▼
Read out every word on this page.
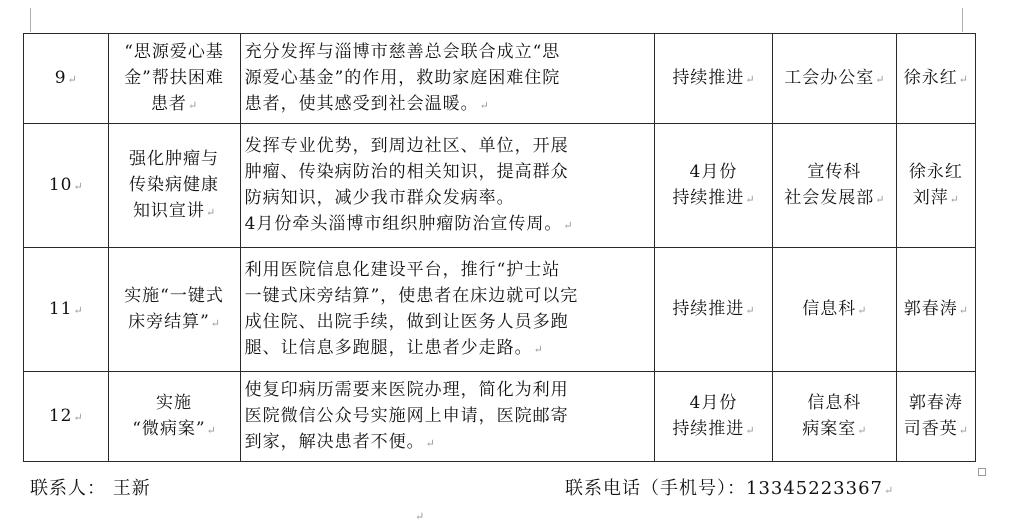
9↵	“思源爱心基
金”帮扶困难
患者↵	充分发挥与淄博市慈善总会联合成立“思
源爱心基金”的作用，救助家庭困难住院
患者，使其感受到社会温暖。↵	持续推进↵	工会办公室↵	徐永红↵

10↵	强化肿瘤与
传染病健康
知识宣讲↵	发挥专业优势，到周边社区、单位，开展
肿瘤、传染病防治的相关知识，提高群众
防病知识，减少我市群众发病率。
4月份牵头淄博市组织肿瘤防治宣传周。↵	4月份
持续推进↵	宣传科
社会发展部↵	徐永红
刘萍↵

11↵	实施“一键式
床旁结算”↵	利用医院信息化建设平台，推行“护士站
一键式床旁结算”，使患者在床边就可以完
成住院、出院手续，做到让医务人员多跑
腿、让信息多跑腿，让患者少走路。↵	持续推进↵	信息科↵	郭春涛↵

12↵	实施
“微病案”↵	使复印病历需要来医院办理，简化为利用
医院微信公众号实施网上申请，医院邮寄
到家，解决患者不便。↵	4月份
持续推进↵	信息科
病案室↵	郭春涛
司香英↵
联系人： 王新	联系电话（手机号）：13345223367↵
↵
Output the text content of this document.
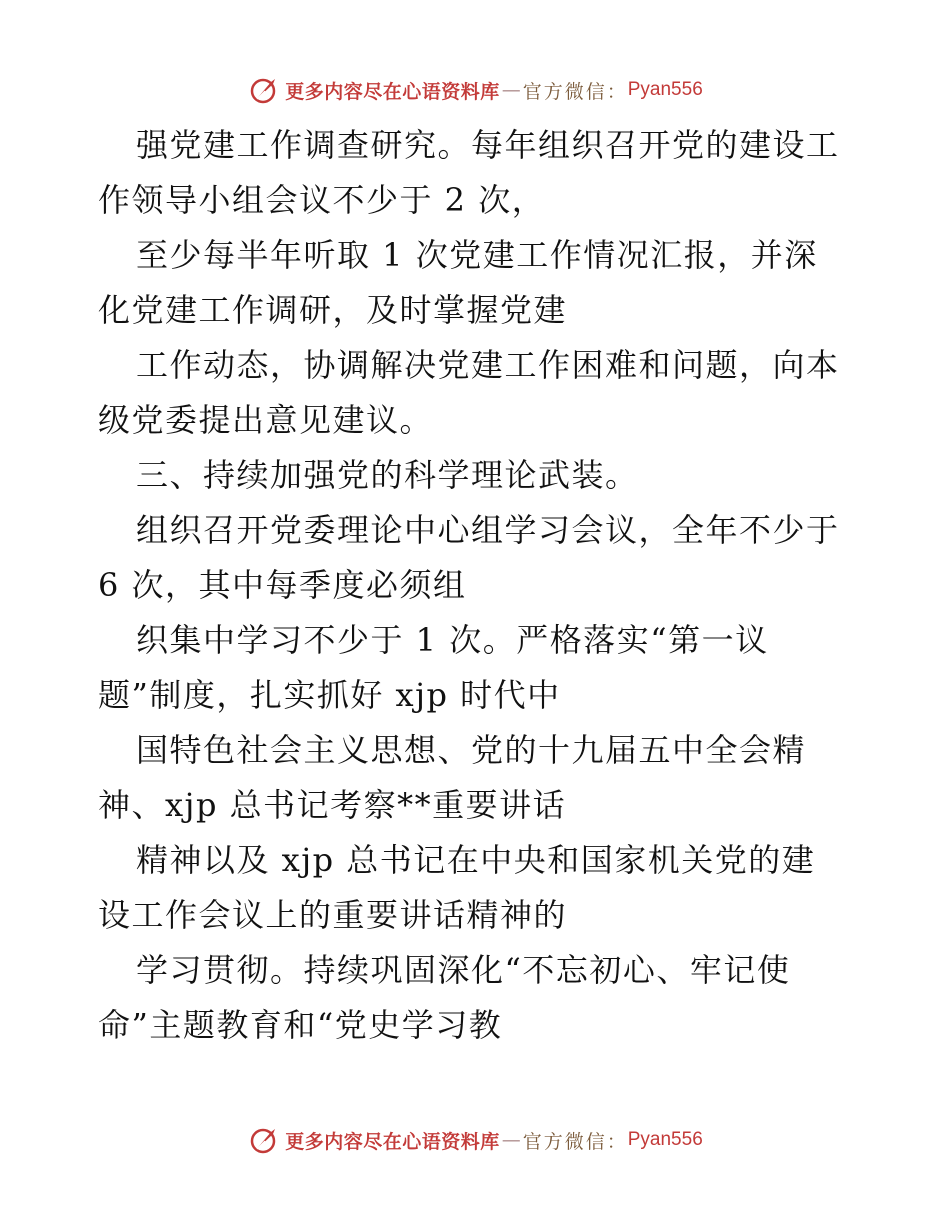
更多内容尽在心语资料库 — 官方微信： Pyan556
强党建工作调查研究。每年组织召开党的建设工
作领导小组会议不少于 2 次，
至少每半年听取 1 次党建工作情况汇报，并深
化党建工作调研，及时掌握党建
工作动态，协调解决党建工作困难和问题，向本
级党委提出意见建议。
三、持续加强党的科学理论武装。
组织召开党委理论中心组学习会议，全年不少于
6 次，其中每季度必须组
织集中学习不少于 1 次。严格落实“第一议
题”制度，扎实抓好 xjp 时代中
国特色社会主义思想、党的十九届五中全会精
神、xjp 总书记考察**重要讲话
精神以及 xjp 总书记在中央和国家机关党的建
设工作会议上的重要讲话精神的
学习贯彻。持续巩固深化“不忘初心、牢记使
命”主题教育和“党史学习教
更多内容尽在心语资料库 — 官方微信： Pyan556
▲
▼
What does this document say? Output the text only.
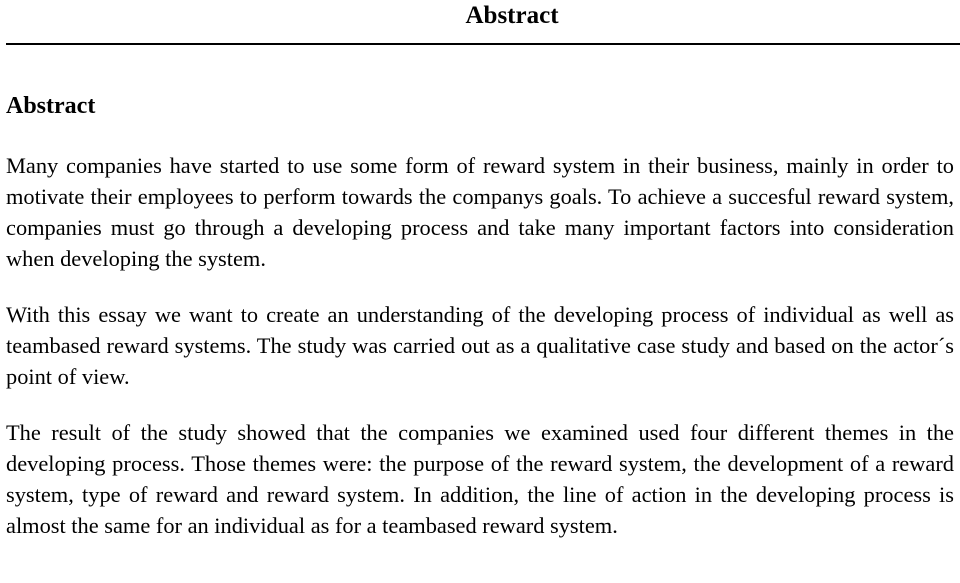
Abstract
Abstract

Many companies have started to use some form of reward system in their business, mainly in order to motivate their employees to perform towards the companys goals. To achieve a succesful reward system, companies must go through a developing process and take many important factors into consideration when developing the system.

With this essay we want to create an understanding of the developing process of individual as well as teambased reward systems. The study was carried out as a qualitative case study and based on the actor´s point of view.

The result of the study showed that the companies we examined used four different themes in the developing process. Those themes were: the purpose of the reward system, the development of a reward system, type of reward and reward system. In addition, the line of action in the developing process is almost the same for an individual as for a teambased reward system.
▲
Aim of the exercise: Every line that holds the string "Output" should be returned.

Task solution:
Output the text content of this document.
What does this document say? Output the text only.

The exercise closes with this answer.